(Extracted records)
◇ ◇ ◇ ◇ ◇

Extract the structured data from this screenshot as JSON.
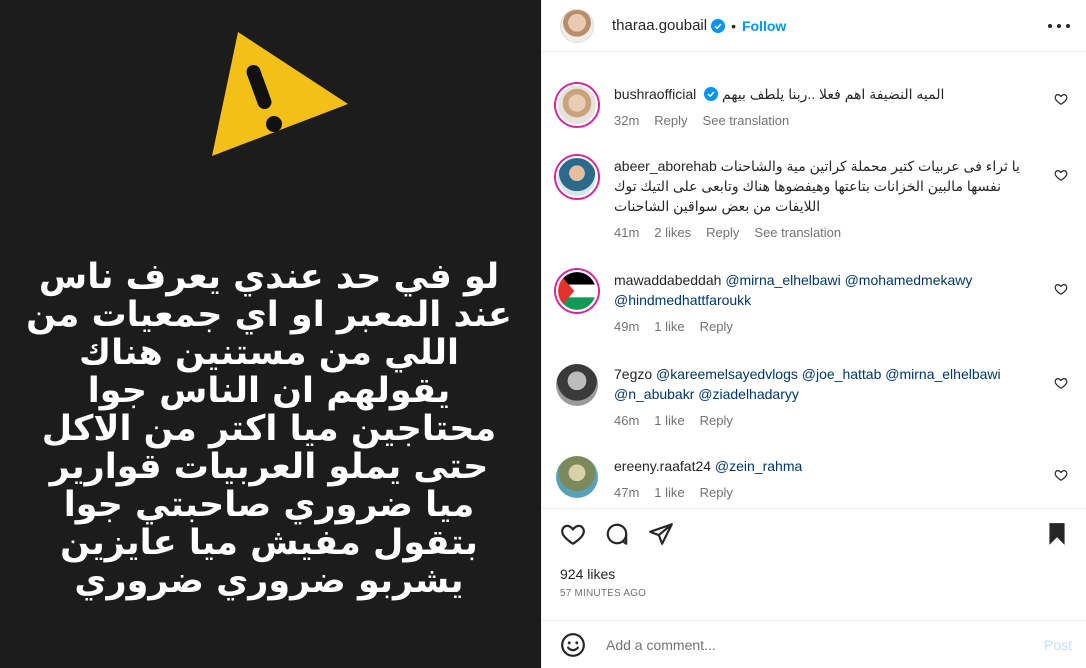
{
  "story": {
    "lines": [
      "لو في حد عندي يعرف ناس",
      "عند المعبر او اي جمعيات من",
      "اللي من مستنين هناك",
      "يقولهم ان الناس جوا",
      "محتاجين ميا اكتر من الاكل",
      "حتى يملو العربيات قوارير",
      "ميا ضروري صاحبتي جوا",
      "بتقول مفيش ميا عايزين",
      "يشربو ضروري ضروري"
    ],
    "warning_icon": "warning-triangle-icon"
  },
  "header": {
    "username": "tharaa.goubail",
    "dot": "•",
    "follow_label": "Follow"
  },
  "comments": [
    {
      "user": "bushraofficial",
      "verified": true,
      "text": "الميه النضيفة اهم فعلا ..ربنا يلطف بيهم",
      "time": "32m",
      "likes": "",
      "reply": "Reply",
      "translate": "See translation"
    },
    {
      "user": "abeer_aborehab",
      "verified": false,
      "text": "يا ثراء فى عربيات كتير محملة كراتين مية والشاحنات نفسها مالبين الخزانات بتاعتها وهيفضوها هناك وتابعى على التيك توك اللايفات من بعض سواقين الشاحنات",
      "time": "41m",
      "likes": "2 likes",
      "reply": "Reply",
      "translate": "See translation"
    },
    {
      "user": "mawaddabeddah",
      "verified": false,
      "text": "@mirna_elhelbawi @mohamedmekawy @hindmedhattfaroukk",
      "time": "49m",
      "likes": "1 like",
      "reply": "Reply",
      "translate": ""
    },
    {
      "user": "7egzo",
      "verified": false,
      "text": "@kareemelsayedvlogs @joe_hattab @mirna_elhelbawi @n_abubakr @ziadelhadaryy",
      "time": "46m",
      "likes": "1 like",
      "reply": "Reply",
      "translate": ""
    },
    {
      "user": "ereeny.raafat24",
      "verified": false,
      "text": "@zein_rahma",
      "time": "47m",
      "likes": "1 like",
      "reply": "Reply",
      "translate": ""
    }
  ],
  "footer": {
    "likes": "924 likes",
    "time": "57 MINUTES AGO",
    "comment_placeholder": "Add a comment...",
    "post_label": "Post"
  },
  "colors": {
    "accent": "#0095f6",
    "verified": "#0095f6",
    "mention": "#00376b",
    "media_bg": "#1c1c1c",
    "warning": "#f5c518"
  }
}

◇ ◇ ◇ ◇ ◇

> WHAT THIS TASK INVOLVES
Without the pictures, repeat the listing above exactly.

> THE ANSWER
Extract the structured data from this screenshot as JSON.
{
  "story": {
    "lines": [
      "لو في حد عندي يعرف ناس",
      "عند المعبر او اي جمعيات من",
      "اللي من مستنين هناك",
      "يقولهم ان الناس جوا",
      "محتاجين ميا اكتر من الاكل",
      "حتى يملو العربيات قوارير",
      "ميا ضروري صاحبتي جوا",
      "بتقول مفيش ميا عايزين",
      "يشربو ضروري ضروري"
    ],
    "warning_icon": "warning-triangle-icon"
  },
  "header": {
    "username": "tharaa.goubail",
    "dot": "•",
    "follow_label": "Follow"
  },
  "comments": [
    {
      "user": "bushraofficial",
      "verified": true,
      "text": "الميه النضيفة اهم فعلا ..ربنا يلطف بيهم",
      "time": "32m",
      "likes": "",
      "reply": "Reply",
      "translate": "See translation"
    },
    {
      "user": "abeer_aborehab",
      "verified": false,
      "text": "يا ثراء فى عربيات كتير محملة كراتين مية والشاحنات نفسها مالبين الخزانات بتاعتها وهيفضوها هناك وتابعى على التيك توك اللايفات من بعض سواقين الشاحنات",
      "time": "41m",
      "likes": "2 likes",
      "reply": "Reply",
      "translate": "See translation"
    },
    {
      "user": "mawaddabeddah",
      "verified": false,
      "text": "@mirna_elhelbawi @mohamedmekawy @hindmedhattfaroukk",
      "time": "49m",
      "likes": "1 like",
      "reply": "Reply",
      "translate": ""
    },
    {
      "user": "7egzo",
      "verified": false,
      "text": "@kareemelsayedvlogs @joe_hattab @mirna_elhelbawi @n_abubakr @ziadelhadaryy",
      "time": "46m",
      "likes": "1 like",
      "reply": "Reply",
      "translate": ""
    },
    {
      "user": "ereeny.raafat24",
      "verified": false,
      "text": "@zein_rahma",
      "time": "47m",
      "likes": "1 like",
      "reply": "Reply",
      "translate": ""
    }
  ],
  "footer": {
    "likes": "924 likes",
    "time": "57 MINUTES AGO",
    "comment_placeholder": "Add a comment...",
    "post_label": "Post"
  },
  "colors": {
    "accent": "#0095f6",
    "verified": "#0095f6",
    "mention": "#00376b",
    "media_bg": "#1c1c1c",
    "warning": "#f5c518"
  }
}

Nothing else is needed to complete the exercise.